Stated goal
Identify all lines in the data containing the string "with". Copy them out.

Dataset extract
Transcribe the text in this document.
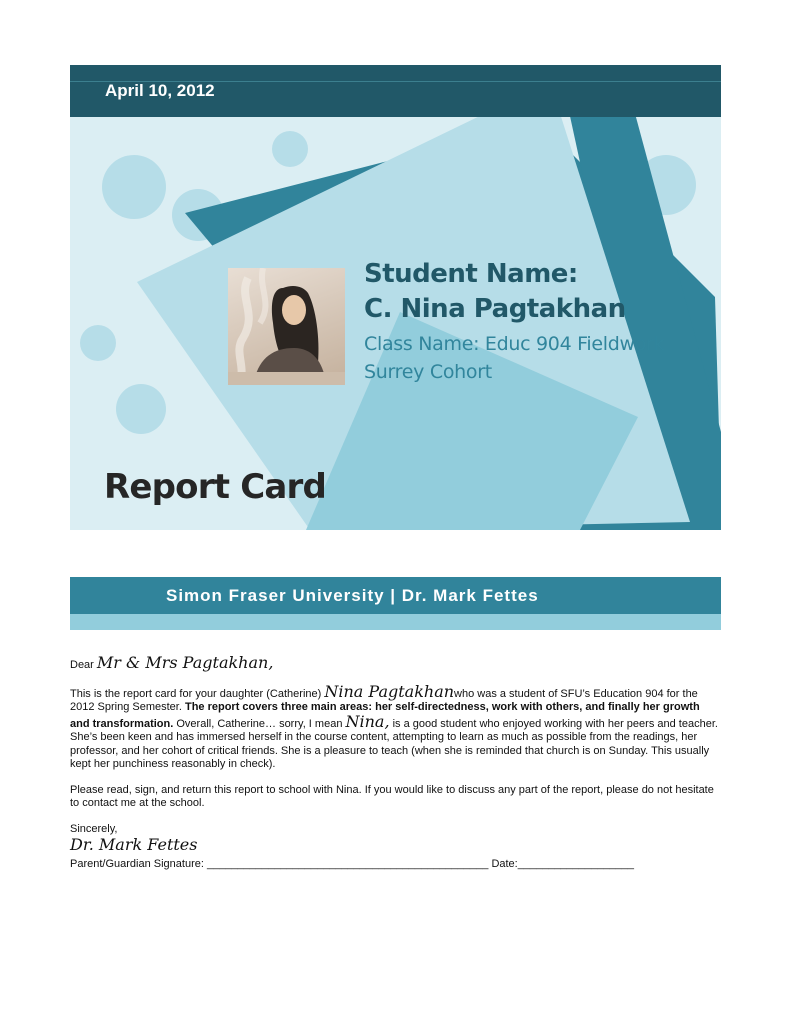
April 10, 2012
Student Name:
C. Nina Pagtakhan
Class Name: Educ 904 Fieldwork
Surrey Cohort
Report Card
Simon Fraser University | Dr. Mark Fettes

Dear Mr & Mrs Pagtakhan,

This is the report card for your daughter (Catherine) Nina Pagtakhanwho was a student of SFU’s Education 904 for the 2012 Spring Semester. The report covers three main areas: her self-directedness, work with others, and finally her growth and transformation. Overall, Catherine… sorry, I mean Nina, is a good student who enjoyed working with her peers and teacher. She’s been keen and has immersed herself in the course content, attempting to learn as much as possible from the readings, her professor, and her cohort of critical friends. She is a pleasure to teach (when she is reminded that church is on Sunday. This usually kept her punchiness reasonably in check).

Please read, sign, and return this report to school with Nina. If you would like to discuss any part of the report, please do not hesitate to contact me at the school.

Sincerely,
Dr. Mark Fettes

Parent/Guardian Signature: ______________________________________________ Date:___________________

Correct response
This is the report card for your daughter (Catherine) Nina Pagtakhanwho was a student of SFU’s Education 904 for the 2012 Spring Semester. The report covers three main areas: her self-directedness, work with others, and finally her growth and transformation. Overall, Catherine… sorry, I mean Nina, is a good student who enjoyed working with her peers and teacher. She’s been keen and has immersed herself in the course content, attempting to learn as much as possible from the readings, her professor, and her cohort of critical friends. She is a pleasure to teach (when she is reminded that church is on Sunday. This usually kept her punchiness reasonably in check).
Please read, sign, and return this report to school with Nina. If you would like to discuss any part of the report, please do not hesitate to contact me at the school.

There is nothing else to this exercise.